→ **Exercise**
Repeat every record below exactly as it appears.
□ □ □
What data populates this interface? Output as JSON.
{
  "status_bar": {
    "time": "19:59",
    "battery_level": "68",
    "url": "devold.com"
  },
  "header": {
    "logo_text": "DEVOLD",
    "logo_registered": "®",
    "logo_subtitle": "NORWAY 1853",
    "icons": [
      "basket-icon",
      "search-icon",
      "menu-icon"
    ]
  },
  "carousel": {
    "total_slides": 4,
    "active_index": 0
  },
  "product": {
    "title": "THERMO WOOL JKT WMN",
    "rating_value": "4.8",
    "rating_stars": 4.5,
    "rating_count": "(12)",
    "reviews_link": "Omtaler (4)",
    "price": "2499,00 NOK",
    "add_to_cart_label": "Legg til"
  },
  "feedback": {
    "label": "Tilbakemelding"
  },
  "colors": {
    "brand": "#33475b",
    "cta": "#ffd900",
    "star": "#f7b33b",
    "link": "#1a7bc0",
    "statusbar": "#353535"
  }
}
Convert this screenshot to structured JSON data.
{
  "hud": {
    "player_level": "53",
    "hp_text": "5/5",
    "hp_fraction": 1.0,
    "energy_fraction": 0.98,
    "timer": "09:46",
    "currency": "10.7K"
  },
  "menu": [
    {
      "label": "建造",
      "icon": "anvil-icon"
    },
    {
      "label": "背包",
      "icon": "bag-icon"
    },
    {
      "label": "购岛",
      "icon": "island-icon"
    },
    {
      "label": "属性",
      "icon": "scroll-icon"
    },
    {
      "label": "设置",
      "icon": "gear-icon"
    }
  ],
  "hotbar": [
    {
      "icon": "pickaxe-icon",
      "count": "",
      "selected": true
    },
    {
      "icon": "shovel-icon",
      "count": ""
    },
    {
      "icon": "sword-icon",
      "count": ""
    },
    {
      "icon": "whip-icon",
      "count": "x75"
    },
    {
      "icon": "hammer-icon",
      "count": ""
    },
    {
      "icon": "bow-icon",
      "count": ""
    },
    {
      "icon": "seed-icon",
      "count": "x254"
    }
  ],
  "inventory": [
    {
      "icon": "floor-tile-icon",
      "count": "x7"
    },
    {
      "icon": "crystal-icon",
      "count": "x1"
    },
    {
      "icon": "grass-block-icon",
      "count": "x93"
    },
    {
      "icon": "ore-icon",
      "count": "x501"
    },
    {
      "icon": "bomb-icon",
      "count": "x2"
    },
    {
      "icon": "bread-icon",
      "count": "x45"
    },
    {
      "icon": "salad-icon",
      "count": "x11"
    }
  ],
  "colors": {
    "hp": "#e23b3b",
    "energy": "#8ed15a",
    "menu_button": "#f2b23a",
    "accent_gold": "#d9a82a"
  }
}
□ □ □
→ **Solution for this problem**
What data populates this interface? Output as JSON.
{
  "status_bar": {
    "time": "19:59",
    "battery_level": "68",
    "url": "devold.com"
  },
  "header": {
    "logo_text": "DEVOLD",
    "logo_registered": "®",
    "logo_subtitle": "NORWAY 1853",
    "icons": [
      "basket-icon",
      "search-icon",
      "menu-icon"
    ]
  },
  "carousel": {
    "total_slides": 4,
    "active_index": 0
  },
  "product": {
    "title": "THERMO WOOL JKT WMN",
    "rating_value": "4.8",
    "rating_stars": 4.5,
    "rating_count": "(12)",
    "reviews_link": "Omtaler (4)",
    "price": "2499,00 NOK",
    "add_to_cart_label": "Legg til"
  },
  "feedback": {
    "label": "Tilbakemelding"
  },
  "colors": {
    "brand": "#33475b",
    "cta": "#ffd900",
    "star": "#f7b33b",
    "link": "#1a7bc0",
    "statusbar": "#353535"
  }
}
Convert this screenshot to structured JSON data.
{
  "hud": {
    "player_level": "53",
    "hp_text": "5/5",
    "hp_fraction": 1.0,
    "energy_fraction": 0.98,
    "timer": "09:46",
    "currency": "10.7K"
  },
  "menu": [
    {
      "label": "建造",
      "icon": "anvil-icon"
    },
    {
      "label": "背包",
      "icon": "bag-icon"
    },
    {
      "label": "购岛",
      "icon": "island-icon"
    },
    {
      "label": "属性",
      "icon": "scroll-icon"
    },
    {
      "label": "设置",
      "icon": "gear-icon"
    }
  ],
  "hotbar": [
    {
      "icon": "pickaxe-icon",
      "count": "",
      "selected": true
    },
    {
      "icon": "shovel-icon",
      "count": ""
    },
    {
      "icon": "sword-icon",
      "count": ""
    },
    {
      "icon": "whip-icon",
      "count": "x75"
    },
    {
      "icon": "hammer-icon",
      "count": ""
    },
    {
      "icon": "bow-icon",
      "count": ""
    },
    {
      "icon": "seed-icon",
      "count": "x254"
    }
  ],
  "inventory": [
    {
      "icon": "floor-tile-icon",
      "count": "x7"
    },
    {
      "icon": "crystal-icon",
      "count": "x1"
    },
    {
      "icon": "grass-block-icon",
      "count": "x93"
    },
    {
      "icon": "ore-icon",
      "count": "x501"
    },
    {
      "icon": "bomb-icon",
      "count": "x2"
    },
    {
      "icon": "bread-icon",
      "count": "x45"
    },
    {
      "icon": "salad-icon",
      "count": "x11"
    }
  ],
  "colors": {
    "hp": "#e23b3b",
    "energy": "#8ed15a",
    "menu_button": "#f2b23a",
    "accent_gold": "#d9a82a"
  }
}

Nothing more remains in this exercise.